Copy all lines that contain the word "zoom".

== Records shown ==

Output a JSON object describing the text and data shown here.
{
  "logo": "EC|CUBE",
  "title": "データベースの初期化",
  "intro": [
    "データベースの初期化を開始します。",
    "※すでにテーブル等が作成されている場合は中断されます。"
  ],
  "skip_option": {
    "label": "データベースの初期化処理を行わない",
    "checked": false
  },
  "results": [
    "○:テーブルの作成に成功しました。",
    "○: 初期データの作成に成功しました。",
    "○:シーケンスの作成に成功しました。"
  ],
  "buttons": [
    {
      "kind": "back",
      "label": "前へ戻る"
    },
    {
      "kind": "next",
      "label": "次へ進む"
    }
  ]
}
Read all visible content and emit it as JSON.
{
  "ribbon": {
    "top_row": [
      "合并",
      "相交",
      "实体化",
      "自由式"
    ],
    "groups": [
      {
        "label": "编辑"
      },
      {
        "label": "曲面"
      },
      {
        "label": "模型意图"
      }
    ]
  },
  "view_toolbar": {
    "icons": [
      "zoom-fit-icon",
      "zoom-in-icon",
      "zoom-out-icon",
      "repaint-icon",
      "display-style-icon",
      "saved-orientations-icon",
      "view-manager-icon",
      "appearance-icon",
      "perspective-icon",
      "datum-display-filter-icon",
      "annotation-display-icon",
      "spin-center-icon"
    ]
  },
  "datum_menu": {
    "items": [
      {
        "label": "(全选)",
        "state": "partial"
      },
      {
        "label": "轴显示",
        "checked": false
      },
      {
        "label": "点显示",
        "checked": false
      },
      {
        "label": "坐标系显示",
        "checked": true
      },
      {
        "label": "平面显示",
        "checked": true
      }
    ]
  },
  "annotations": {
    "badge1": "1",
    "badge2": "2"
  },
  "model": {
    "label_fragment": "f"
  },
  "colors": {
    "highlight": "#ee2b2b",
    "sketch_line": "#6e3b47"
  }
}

===

The result —
      "zoom-fit-icon",
      "zoom-in-icon",
      "zoom-out-icon",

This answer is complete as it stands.